Records that describe figures:
=====

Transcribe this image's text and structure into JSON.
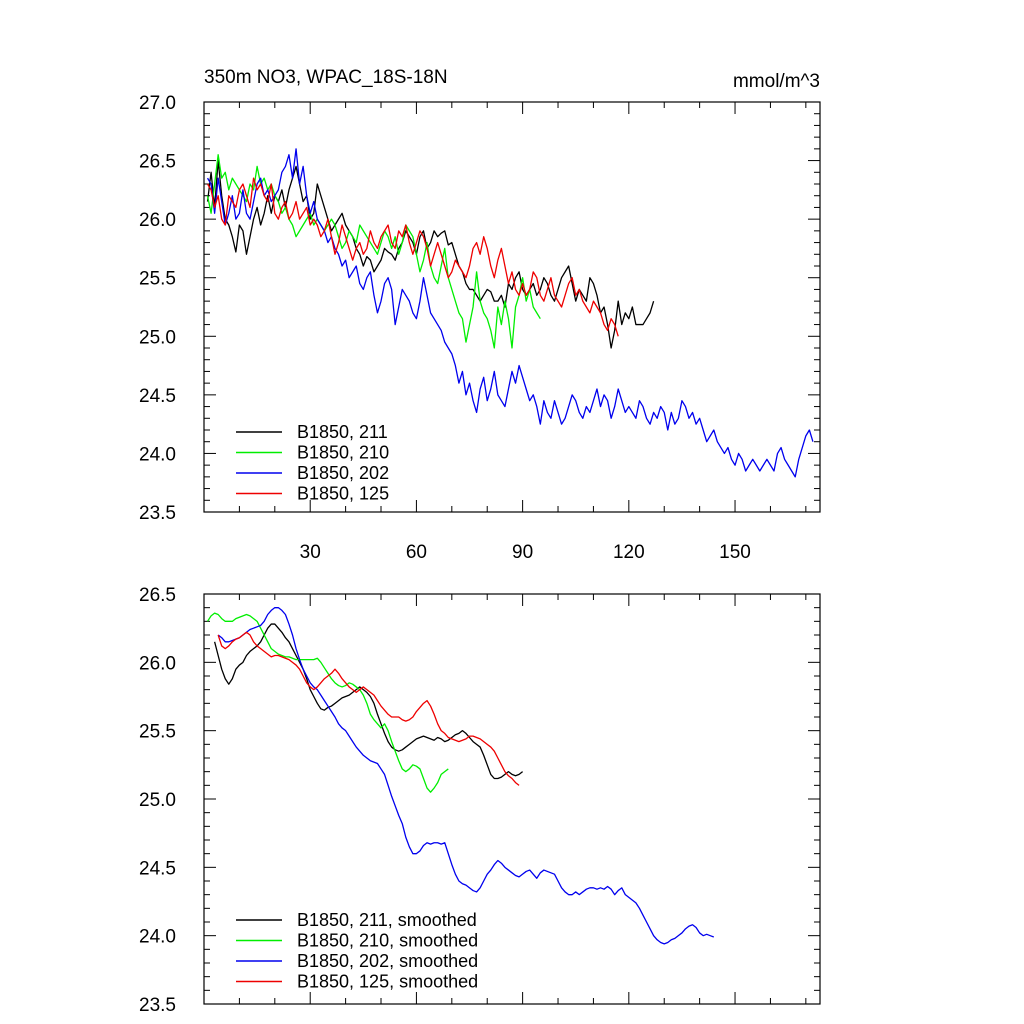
{
  "chart_data": [
    {
      "type": "line",
      "title": "350m NO3, WPAC_18S-18N",
      "units": "mmol/m^3",
      "xlim": [
        0,
        174
      ],
      "ylim": [
        23.5,
        27.0
      ],
      "xticks": [
        30,
        60,
        90,
        120,
        150
      ],
      "xtick_labels": [
        "30",
        "60",
        "90",
        "120",
        "150"
      ],
      "yticks": [
        23.5,
        24.0,
        24.5,
        25.0,
        25.5,
        26.0,
        26.5,
        27.0
      ],
      "ytick_labels": [
        "23.5",
        "24.0",
        "24.5",
        "25.0",
        "25.5",
        "26.0",
        "26.5",
        "27.0"
      ],
      "legend_position": "bottom-left",
      "series": [
        {
          "name": "B1850, 211",
          "color": "#000000",
          "x_start": 1,
          "x_step": 1,
          "values": [
            26.15,
            26.4,
            26.1,
            26.5,
            26.2,
            26.0,
            25.95,
            25.85,
            25.72,
            25.95,
            25.9,
            25.7,
            25.85,
            26.0,
            26.1,
            25.95,
            26.05,
            26.2,
            26.05,
            26.2,
            26.15,
            26.25,
            26.1,
            26.25,
            26.35,
            26.45,
            26.3,
            26.15,
            26.2,
            26.0,
            26.05,
            26.3,
            26.2,
            26.1,
            26.0,
            25.9,
            25.95,
            26.0,
            26.05,
            25.95,
            25.9,
            25.85,
            25.75,
            25.7,
            25.6,
            25.68,
            25.65,
            25.55,
            25.6,
            25.65,
            25.75,
            25.72,
            25.7,
            25.65,
            25.75,
            25.8,
            25.9,
            25.85,
            25.8,
            25.7,
            25.85,
            25.9,
            25.75,
            25.8,
            25.9,
            25.85,
            25.88,
            25.9,
            25.78,
            25.8,
            25.7,
            25.6,
            25.55,
            25.45,
            25.4,
            25.4,
            25.35,
            25.3,
            25.35,
            25.4,
            25.38,
            25.3,
            25.3,
            25.35,
            25.25,
            25.45,
            25.4,
            25.5,
            25.55,
            25.4,
            25.35,
            25.4,
            25.45,
            25.35,
            25.4,
            25.5,
            25.45,
            25.35,
            25.3,
            25.4,
            25.5,
            25.55,
            25.6,
            25.45,
            25.3,
            25.4,
            25.35,
            25.3,
            25.5,
            25.45,
            25.35,
            25.2,
            25.25,
            25.1,
            24.9,
            25.05,
            25.3,
            25.1,
            25.2,
            25.15,
            25.25,
            25.1,
            25.1,
            25.1,
            25.15,
            25.2,
            25.3
          ]
        },
        {
          "name": "B1850, 210",
          "color": "#00ee00",
          "x_start": 1,
          "x_step": 1,
          "values": [
            26.2,
            26.05,
            26.3,
            26.55,
            26.35,
            26.4,
            26.25,
            26.35,
            26.3,
            26.25,
            26.2,
            26.15,
            26.3,
            26.25,
            26.45,
            26.3,
            26.35,
            26.25,
            26.3,
            26.2,
            26.15,
            26.05,
            26.1,
            26.0,
            25.95,
            25.85,
            25.9,
            25.95,
            26.0,
            26.05,
            25.95,
            26.0,
            25.95,
            25.9,
            25.95,
            26.0,
            25.95,
            25.85,
            25.75,
            25.8,
            25.9,
            25.85,
            25.8,
            25.95,
            25.9,
            25.85,
            25.8,
            25.75,
            25.7,
            25.8,
            25.9,
            25.85,
            25.75,
            25.85,
            25.7,
            25.8,
            25.95,
            25.9,
            25.85,
            25.7,
            25.55,
            25.65,
            25.8,
            25.6,
            25.5,
            25.45,
            25.6,
            25.75,
            25.5,
            25.4,
            25.3,
            25.2,
            25.15,
            24.95,
            25.1,
            25.25,
            25.55,
            25.3,
            25.2,
            25.15,
            25.05,
            24.9,
            25.25,
            25.1,
            25.3,
            25.15,
            24.9,
            25.25,
            25.35,
            25.5,
            25.3,
            25.4,
            25.25,
            25.2,
            25.15
          ]
        },
        {
          "name": "B1850, 202",
          "color": "#0000ee",
          "x_start": 1,
          "x_step": 1,
          "values": [
            26.35,
            26.3,
            26.05,
            26.35,
            26.15,
            25.95,
            26.05,
            26.2,
            26.0,
            26.05,
            26.25,
            26.05,
            26.0,
            26.15,
            26.3,
            26.35,
            26.2,
            26.25,
            26.15,
            26.2,
            26.25,
            26.4,
            26.45,
            26.55,
            26.35,
            26.6,
            26.3,
            26.45,
            26.2,
            26.05,
            26.15,
            26.0,
            25.95,
            25.9,
            25.8,
            25.85,
            25.75,
            25.7,
            25.6,
            25.65,
            25.5,
            25.55,
            25.6,
            25.45,
            25.4,
            25.5,
            25.55,
            25.35,
            25.2,
            25.3,
            25.45,
            25.5,
            25.4,
            25.1,
            25.25,
            25.4,
            25.35,
            25.3,
            25.2,
            25.15,
            25.3,
            25.5,
            25.35,
            25.2,
            25.15,
            25.1,
            25.05,
            24.95,
            24.9,
            24.85,
            24.75,
            24.6,
            24.7,
            24.5,
            24.6,
            24.45,
            24.35,
            24.55,
            24.65,
            24.45,
            24.55,
            24.7,
            24.5,
            24.45,
            24.4,
            24.55,
            24.7,
            24.6,
            24.75,
            24.65,
            24.55,
            24.45,
            24.5,
            24.4,
            24.25,
            24.45,
            24.35,
            24.3,
            24.45,
            24.35,
            24.25,
            24.3,
            24.4,
            24.5,
            24.45,
            24.35,
            24.3,
            24.4,
            24.35,
            24.45,
            24.55,
            24.4,
            24.5,
            24.45,
            24.3,
            24.4,
            24.55,
            24.45,
            24.35,
            24.4,
            24.35,
            24.3,
            24.45,
            24.4,
            24.3,
            24.25,
            24.35,
            24.3,
            24.4,
            24.35,
            24.2,
            24.35,
            24.25,
            24.3,
            24.45,
            24.4,
            24.3,
            24.35,
            24.25,
            24.3,
            24.2,
            24.1,
            24.15,
            24.2,
            24.1,
            24.05,
            24.0,
            24.05,
            23.95,
            23.9,
            24.0,
            23.95,
            23.85,
            23.9,
            23.95,
            23.9,
            23.85,
            23.9,
            23.95,
            23.9,
            23.85,
            24.0,
            24.05,
            23.95,
            23.9,
            23.85,
            23.8,
            23.95,
            24.05,
            24.15,
            24.2,
            24.1
          ]
        },
        {
          "name": "B1850, 125",
          "color": "#ee0000",
          "x_start": 1,
          "x_step": 1,
          "values": [
            26.3,
            26.25,
            26.1,
            26.2,
            26.0,
            25.95,
            26.2,
            26.15,
            26.1,
            26.25,
            26.3,
            26.2,
            26.1,
            26.35,
            26.25,
            26.3,
            26.2,
            26.15,
            26.3,
            26.05,
            26.0,
            26.1,
            26.15,
            26.0,
            26.05,
            26.15,
            26.0,
            26.05,
            26.1,
            25.95,
            26.0,
            25.95,
            25.85,
            25.9,
            26.0,
            25.85,
            25.7,
            25.8,
            25.95,
            25.85,
            25.75,
            25.65,
            25.75,
            25.8,
            25.7,
            25.75,
            25.9,
            25.8,
            25.75,
            25.85,
            25.9,
            25.95,
            25.8,
            25.75,
            25.9,
            25.85,
            25.95,
            25.8,
            25.7,
            25.8,
            25.9,
            25.85,
            25.75,
            25.6,
            25.7,
            25.8,
            25.7,
            25.6,
            25.5,
            25.55,
            25.65,
            25.6,
            25.55,
            25.5,
            25.6,
            25.75,
            25.8,
            25.7,
            25.85,
            25.75,
            25.6,
            25.5,
            25.65,
            25.75,
            25.6,
            25.45,
            25.55,
            25.4,
            25.35,
            25.45,
            25.35,
            25.4,
            25.55,
            25.5,
            25.35,
            25.3,
            25.4,
            25.5,
            25.35,
            25.3,
            25.25,
            25.35,
            25.45,
            25.5,
            25.35,
            25.4,
            25.3,
            25.25,
            25.2,
            25.3,
            25.25,
            25.2,
            25.1,
            25.05,
            25.15,
            25.1,
            25.0
          ]
        }
      ]
    },
    {
      "type": "line",
      "title": "",
      "xlim": [
        0,
        174
      ],
      "ylim": [
        23.5,
        26.5
      ],
      "yticks": [
        23.5,
        24.0,
        24.5,
        25.0,
        25.5,
        26.0,
        26.5
      ],
      "ytick_labels": [
        "23.5",
        "24.0",
        "24.5",
        "25.0",
        "25.5",
        "26.0",
        "26.5"
      ],
      "legend_position": "bottom-left",
      "series": [
        {
          "name": "B1850, 211, smoothed",
          "color": "#000000",
          "x_start": 3,
          "x_step": 1,
          "values": [
            26.15,
            26.05,
            25.95,
            25.88,
            25.84,
            25.88,
            25.95,
            25.98,
            26.0,
            26.05,
            26.08,
            26.1,
            26.12,
            26.15,
            26.2,
            26.25,
            26.28,
            26.28,
            26.25,
            26.22,
            26.18,
            26.15,
            26.1,
            26.05,
            26.0,
            25.95,
            25.88,
            25.8,
            25.75,
            25.7,
            25.66,
            25.65,
            25.67,
            25.68,
            25.7,
            25.72,
            25.74,
            25.75,
            25.76,
            25.78,
            25.8,
            25.82,
            25.8,
            25.78,
            25.75,
            25.7,
            25.62,
            25.55,
            25.48,
            25.42,
            25.38,
            25.36,
            25.35,
            25.36,
            25.38,
            25.4,
            25.42,
            25.44,
            25.45,
            25.46,
            25.45,
            25.44,
            25.43,
            25.45,
            25.44,
            25.42,
            25.43,
            25.45,
            25.47,
            25.48,
            25.5,
            25.48,
            25.45,
            25.42,
            25.4,
            25.38,
            25.32,
            25.25,
            25.18,
            25.15,
            25.15,
            25.16,
            25.18,
            25.2,
            25.18,
            25.17,
            25.18,
            25.2
          ]
        },
        {
          "name": "B1850, 210, smoothed",
          "color": "#00ee00",
          "x_start": 1,
          "x_step": 1,
          "values": [
            26.3,
            26.34,
            26.36,
            26.35,
            26.32,
            26.3,
            26.3,
            26.3,
            26.32,
            26.33,
            26.34,
            26.35,
            26.34,
            26.32,
            26.3,
            26.25,
            26.2,
            26.15,
            26.1,
            26.08,
            26.06,
            26.05,
            26.04,
            26.04,
            26.03,
            26.02,
            26.02,
            26.02,
            26.02,
            26.02,
            26.02,
            26.03,
            26.0,
            25.96,
            25.92,
            25.88,
            25.85,
            25.83,
            25.82,
            25.83,
            25.85,
            25.84,
            25.82,
            25.8,
            25.76,
            25.7,
            25.62,
            25.58,
            25.55,
            25.52,
            25.55,
            25.5,
            25.42,
            25.35,
            25.28,
            25.22,
            25.2,
            25.22,
            25.25,
            25.24,
            25.22,
            25.15,
            25.08,
            25.05,
            25.08,
            25.12,
            25.18,
            25.2,
            25.22
          ]
        },
        {
          "name": "B1850, 202, smoothed",
          "color": "#0000ee",
          "x_start": 4,
          "x_step": 1,
          "values": [
            26.2,
            26.18,
            26.15,
            26.15,
            26.16,
            26.17,
            26.18,
            26.2,
            26.22,
            26.24,
            26.25,
            26.26,
            26.27,
            26.3,
            26.35,
            26.38,
            26.4,
            26.4,
            26.38,
            26.35,
            26.28,
            26.2,
            26.1,
            26.02,
            25.95,
            25.9,
            25.85,
            25.82,
            25.8,
            25.76,
            25.72,
            25.68,
            25.64,
            25.6,
            25.55,
            25.52,
            25.5,
            25.46,
            25.42,
            25.38,
            25.35,
            25.32,
            25.3,
            25.28,
            25.27,
            25.26,
            25.22,
            25.18,
            25.1,
            25.02,
            24.95,
            24.88,
            24.82,
            24.72,
            24.65,
            24.6,
            24.6,
            24.62,
            24.66,
            24.68,
            24.67,
            24.68,
            24.68,
            24.67,
            24.68,
            24.6,
            24.52,
            24.45,
            24.4,
            24.38,
            24.37,
            24.35,
            24.33,
            24.32,
            24.35,
            24.4,
            24.45,
            24.48,
            24.52,
            24.55,
            24.53,
            24.5,
            24.48,
            24.46,
            24.44,
            24.43,
            24.45,
            24.47,
            24.48,
            24.45,
            24.42,
            24.46,
            24.48,
            24.47,
            24.46,
            24.45,
            24.4,
            24.35,
            24.32,
            24.3,
            24.3,
            24.32,
            24.3,
            24.32,
            24.34,
            24.35,
            24.35,
            24.34,
            24.35,
            24.34,
            24.36,
            24.34,
            24.3,
            24.33,
            24.35,
            24.3,
            24.28,
            24.26,
            24.24,
            24.2,
            24.15,
            24.1,
            24.05,
            24.0,
            23.97,
            23.95,
            23.94,
            23.95,
            23.97,
            23.98,
            24.0,
            24.02,
            24.05,
            24.07,
            24.08,
            24.06,
            24.02,
            24.0,
            24.01,
            24.0,
            23.99
          ]
        },
        {
          "name": "B1850, 125, smoothed",
          "color": "#ee0000",
          "x_start": 4,
          "x_step": 1,
          "values": [
            26.2,
            26.12,
            26.1,
            26.12,
            26.15,
            26.17,
            26.18,
            26.2,
            26.22,
            26.2,
            26.15,
            26.12,
            26.1,
            26.08,
            26.06,
            26.04,
            26.05,
            26.05,
            26.04,
            26.03,
            26.02,
            26.0,
            25.98,
            25.95,
            25.9,
            25.85,
            25.82,
            25.8,
            25.82,
            25.85,
            25.88,
            25.9,
            25.92,
            25.95,
            25.92,
            25.88,
            25.85,
            25.82,
            25.8,
            25.78,
            25.8,
            25.82,
            25.8,
            25.78,
            25.76,
            25.72,
            25.68,
            25.65,
            25.62,
            25.6,
            25.6,
            25.6,
            25.58,
            25.57,
            25.58,
            25.6,
            25.64,
            25.67,
            25.7,
            25.72,
            25.68,
            25.62,
            25.55,
            25.5,
            25.48,
            25.45,
            25.44,
            25.43,
            25.42,
            25.43,
            25.44,
            25.46,
            25.46,
            25.45,
            25.44,
            25.42,
            25.4,
            25.38,
            25.35,
            25.3,
            25.25,
            25.2,
            25.17,
            25.15,
            25.12,
            25.1
          ]
        }
      ]
    }
  ]
}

=====

YOUR OBJECTIVE → Review the preceding data and report every line that includes the string "name".

RIGHT ANSWER →
          "name": "B1850, 211",
          "name": "B1850, 210",
          "name": "B1850, 202",
          "name": "B1850, 125",
          "name": "B1850, 211, smoothed",
          "name": "B1850, 210, smoothed",
          "name": "B1850, 202, smoothed",
          "name": "B1850, 125, smoothed",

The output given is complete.